Task description
State how many lines in the items below contain the string "sort", and give only that number.

[Stored records]
-- -- --
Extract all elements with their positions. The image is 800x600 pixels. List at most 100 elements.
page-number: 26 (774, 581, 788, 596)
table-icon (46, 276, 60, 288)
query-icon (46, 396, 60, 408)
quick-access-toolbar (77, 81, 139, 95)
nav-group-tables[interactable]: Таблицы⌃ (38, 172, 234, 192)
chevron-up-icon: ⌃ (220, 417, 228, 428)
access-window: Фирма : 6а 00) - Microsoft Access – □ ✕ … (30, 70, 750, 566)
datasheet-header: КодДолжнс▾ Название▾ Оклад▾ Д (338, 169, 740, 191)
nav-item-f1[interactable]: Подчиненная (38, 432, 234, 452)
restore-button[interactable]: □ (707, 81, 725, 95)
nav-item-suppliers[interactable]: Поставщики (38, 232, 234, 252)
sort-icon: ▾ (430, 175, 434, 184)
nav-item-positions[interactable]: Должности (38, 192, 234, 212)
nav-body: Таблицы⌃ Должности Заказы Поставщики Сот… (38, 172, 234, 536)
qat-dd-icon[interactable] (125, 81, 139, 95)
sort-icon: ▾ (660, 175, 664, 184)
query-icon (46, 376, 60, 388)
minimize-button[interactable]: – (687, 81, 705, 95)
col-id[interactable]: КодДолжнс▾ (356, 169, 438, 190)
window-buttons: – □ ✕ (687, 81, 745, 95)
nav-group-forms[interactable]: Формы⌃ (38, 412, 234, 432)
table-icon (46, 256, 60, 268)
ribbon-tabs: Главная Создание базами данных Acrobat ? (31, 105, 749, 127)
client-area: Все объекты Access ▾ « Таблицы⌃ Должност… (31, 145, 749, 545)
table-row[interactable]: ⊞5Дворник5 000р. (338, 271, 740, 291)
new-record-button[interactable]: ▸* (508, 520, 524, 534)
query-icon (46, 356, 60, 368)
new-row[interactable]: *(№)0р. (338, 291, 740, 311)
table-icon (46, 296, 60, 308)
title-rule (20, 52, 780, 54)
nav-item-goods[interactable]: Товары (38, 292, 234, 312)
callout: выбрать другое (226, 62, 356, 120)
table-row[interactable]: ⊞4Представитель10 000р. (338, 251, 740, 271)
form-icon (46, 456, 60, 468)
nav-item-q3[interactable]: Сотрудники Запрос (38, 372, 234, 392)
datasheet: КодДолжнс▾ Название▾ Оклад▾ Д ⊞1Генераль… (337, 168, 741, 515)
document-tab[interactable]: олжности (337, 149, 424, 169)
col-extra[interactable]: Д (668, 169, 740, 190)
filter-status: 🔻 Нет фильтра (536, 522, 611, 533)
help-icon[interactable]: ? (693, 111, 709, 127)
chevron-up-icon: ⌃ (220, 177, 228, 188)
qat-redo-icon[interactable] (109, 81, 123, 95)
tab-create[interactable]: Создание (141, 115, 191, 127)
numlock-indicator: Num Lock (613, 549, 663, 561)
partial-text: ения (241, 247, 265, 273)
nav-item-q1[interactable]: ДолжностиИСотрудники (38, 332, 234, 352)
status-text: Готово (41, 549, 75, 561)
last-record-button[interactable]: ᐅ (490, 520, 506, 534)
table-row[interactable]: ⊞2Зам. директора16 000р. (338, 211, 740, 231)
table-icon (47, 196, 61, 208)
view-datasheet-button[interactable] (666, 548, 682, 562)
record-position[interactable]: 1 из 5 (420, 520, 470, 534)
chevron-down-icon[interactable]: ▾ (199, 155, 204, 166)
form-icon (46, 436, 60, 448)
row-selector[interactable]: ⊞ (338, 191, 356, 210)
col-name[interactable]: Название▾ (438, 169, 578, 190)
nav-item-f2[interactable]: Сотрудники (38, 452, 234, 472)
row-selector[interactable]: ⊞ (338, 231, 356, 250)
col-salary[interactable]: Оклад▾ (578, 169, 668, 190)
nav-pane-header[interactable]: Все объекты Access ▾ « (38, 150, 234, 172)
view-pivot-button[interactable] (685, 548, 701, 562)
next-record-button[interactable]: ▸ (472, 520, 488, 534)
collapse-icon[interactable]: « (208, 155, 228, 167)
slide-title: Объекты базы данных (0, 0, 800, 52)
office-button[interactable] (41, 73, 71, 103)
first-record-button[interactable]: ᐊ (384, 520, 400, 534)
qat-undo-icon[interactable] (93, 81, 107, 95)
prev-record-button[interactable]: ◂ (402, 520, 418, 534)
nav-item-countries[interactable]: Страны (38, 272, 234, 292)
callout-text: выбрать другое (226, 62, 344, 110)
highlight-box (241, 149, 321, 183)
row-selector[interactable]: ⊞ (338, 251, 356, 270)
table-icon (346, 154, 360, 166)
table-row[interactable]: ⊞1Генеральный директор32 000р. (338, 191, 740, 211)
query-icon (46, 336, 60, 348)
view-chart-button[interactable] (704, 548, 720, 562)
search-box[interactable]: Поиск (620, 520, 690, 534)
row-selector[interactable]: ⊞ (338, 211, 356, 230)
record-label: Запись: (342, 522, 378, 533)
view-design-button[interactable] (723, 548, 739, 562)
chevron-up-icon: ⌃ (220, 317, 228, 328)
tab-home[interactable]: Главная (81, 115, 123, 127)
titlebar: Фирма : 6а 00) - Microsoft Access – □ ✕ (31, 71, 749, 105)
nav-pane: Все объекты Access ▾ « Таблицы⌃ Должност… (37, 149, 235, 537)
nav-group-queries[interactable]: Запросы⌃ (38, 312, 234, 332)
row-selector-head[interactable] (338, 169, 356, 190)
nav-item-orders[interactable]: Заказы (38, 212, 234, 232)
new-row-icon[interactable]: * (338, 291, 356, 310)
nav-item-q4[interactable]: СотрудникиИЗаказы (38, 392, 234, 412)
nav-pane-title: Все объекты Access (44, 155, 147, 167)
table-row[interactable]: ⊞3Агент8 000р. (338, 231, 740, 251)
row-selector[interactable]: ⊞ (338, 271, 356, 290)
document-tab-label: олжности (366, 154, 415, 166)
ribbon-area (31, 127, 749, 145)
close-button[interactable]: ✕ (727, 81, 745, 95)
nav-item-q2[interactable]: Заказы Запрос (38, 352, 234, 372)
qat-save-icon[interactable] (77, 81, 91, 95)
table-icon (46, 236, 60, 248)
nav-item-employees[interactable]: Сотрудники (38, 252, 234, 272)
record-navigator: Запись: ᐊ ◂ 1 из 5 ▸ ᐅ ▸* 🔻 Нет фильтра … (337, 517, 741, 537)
-- -- --
Written answer
2